**WRITTEN EXERCISE:** Below are some records. Pull every line that contains the word "this".
::: INPUT DATA :::
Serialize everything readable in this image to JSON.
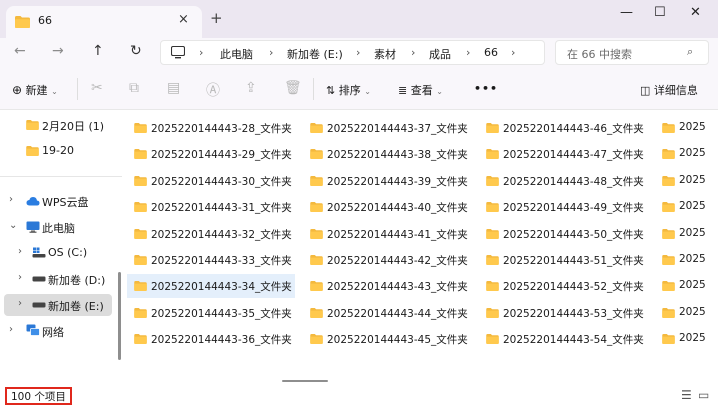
{
  "tab": {
    "title": "66",
    "close": "×",
    "new": "+"
  },
  "window": {
    "minimize": "—",
    "maximize": "☐",
    "close": "✕"
  },
  "nav": {
    "back": "←",
    "forward": "→",
    "up": "↑",
    "refresh": "↻"
  },
  "breadcrumb": [
    {
      "label": "此电脑"
    },
    {
      "label": "新加卷 (E:)"
    },
    {
      "label": "素材"
    },
    {
      "label": "成品"
    },
    {
      "label": "66"
    }
  ],
  "breadcrumb_sep": "›",
  "search": {
    "placeholder": "在 66 中搜索",
    "icon": "⌕"
  },
  "toolbar": {
    "new_label": "新建",
    "sort_label": "排序",
    "view_label": "查看",
    "more": "•••",
    "details_label": "详细信息",
    "icons": [
      "cut-icon",
      "copy-icon",
      "paste-icon",
      "rename-icon",
      "share-icon",
      "delete-icon"
    ]
  },
  "sidebar": {
    "items": [
      {
        "label": "2月20日 (1)",
        "icon": "folder-icon"
      },
      {
        "label": "19-20",
        "icon": "folder-icon"
      },
      {
        "label": "WPS云盘",
        "icon": "cloud-icon"
      },
      {
        "label": "此电脑",
        "icon": "computer-icon"
      },
      {
        "label": "OS (C:)",
        "icon": "drive-icon"
      },
      {
        "label": "新加卷 (D:)",
        "icon": "drive-icon"
      },
      {
        "label": "新加卷 (E:)",
        "icon": "drive-icon"
      },
      {
        "label": "网络",
        "icon": "network-icon"
      }
    ]
  },
  "files": {
    "col1": [
      "2025220144443-28_文件夹",
      "2025220144443-29_文件夹",
      "2025220144443-30_文件夹",
      "2025220144443-31_文件夹",
      "2025220144443-32_文件夹",
      "2025220144443-33_文件夹",
      "2025220144443-34_文件夹",
      "2025220144443-35_文件夹",
      "2025220144443-36_文件夹"
    ],
    "col2": [
      "2025220144443-37_文件夹",
      "2025220144443-38_文件夹",
      "2025220144443-39_文件夹",
      "2025220144443-40_文件夹",
      "2025220144443-41_文件夹",
      "2025220144443-42_文件夹",
      "2025220144443-43_文件夹",
      "2025220144443-44_文件夹",
      "2025220144443-45_文件夹"
    ],
    "col3": [
      "2025220144443-46_文件夹",
      "2025220144443-47_文件夹",
      "2025220144443-48_文件夹",
      "2025220144443-49_文件夹",
      "2025220144443-50_文件夹",
      "2025220144443-51_文件夹",
      "2025220144443-52_文件夹",
      "2025220144443-53_文件夹",
      "2025220144443-54_文件夹"
    ],
    "col4": [
      "2025",
      "2025",
      "2025",
      "2025",
      "2025",
      "2025",
      "2025",
      "2025",
      "2025"
    ]
  },
  "status": {
    "count": "100 个项目"
  },
  "colors": {
    "folder": "#f4b93e",
    "highlight": "#e0281c",
    "selection": "#e4effb"
  }
}
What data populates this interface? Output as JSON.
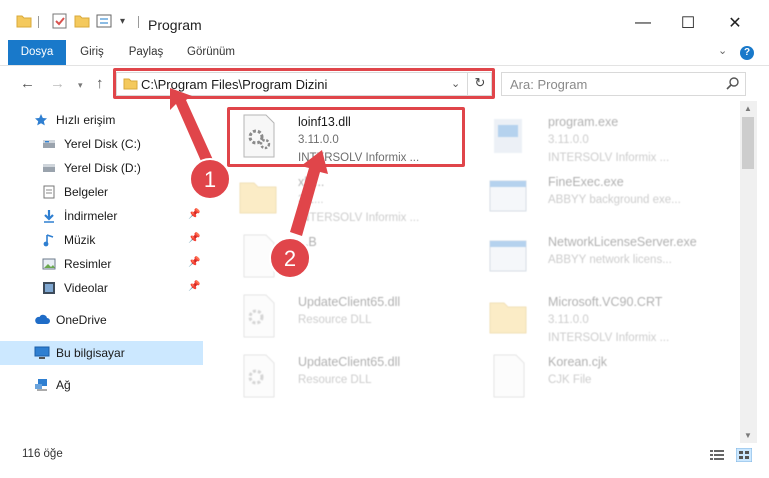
:::
**EXERCISE RESULT:**
Serialize everything readable in this image to JSON.
What data populates this interface? Output as JSON.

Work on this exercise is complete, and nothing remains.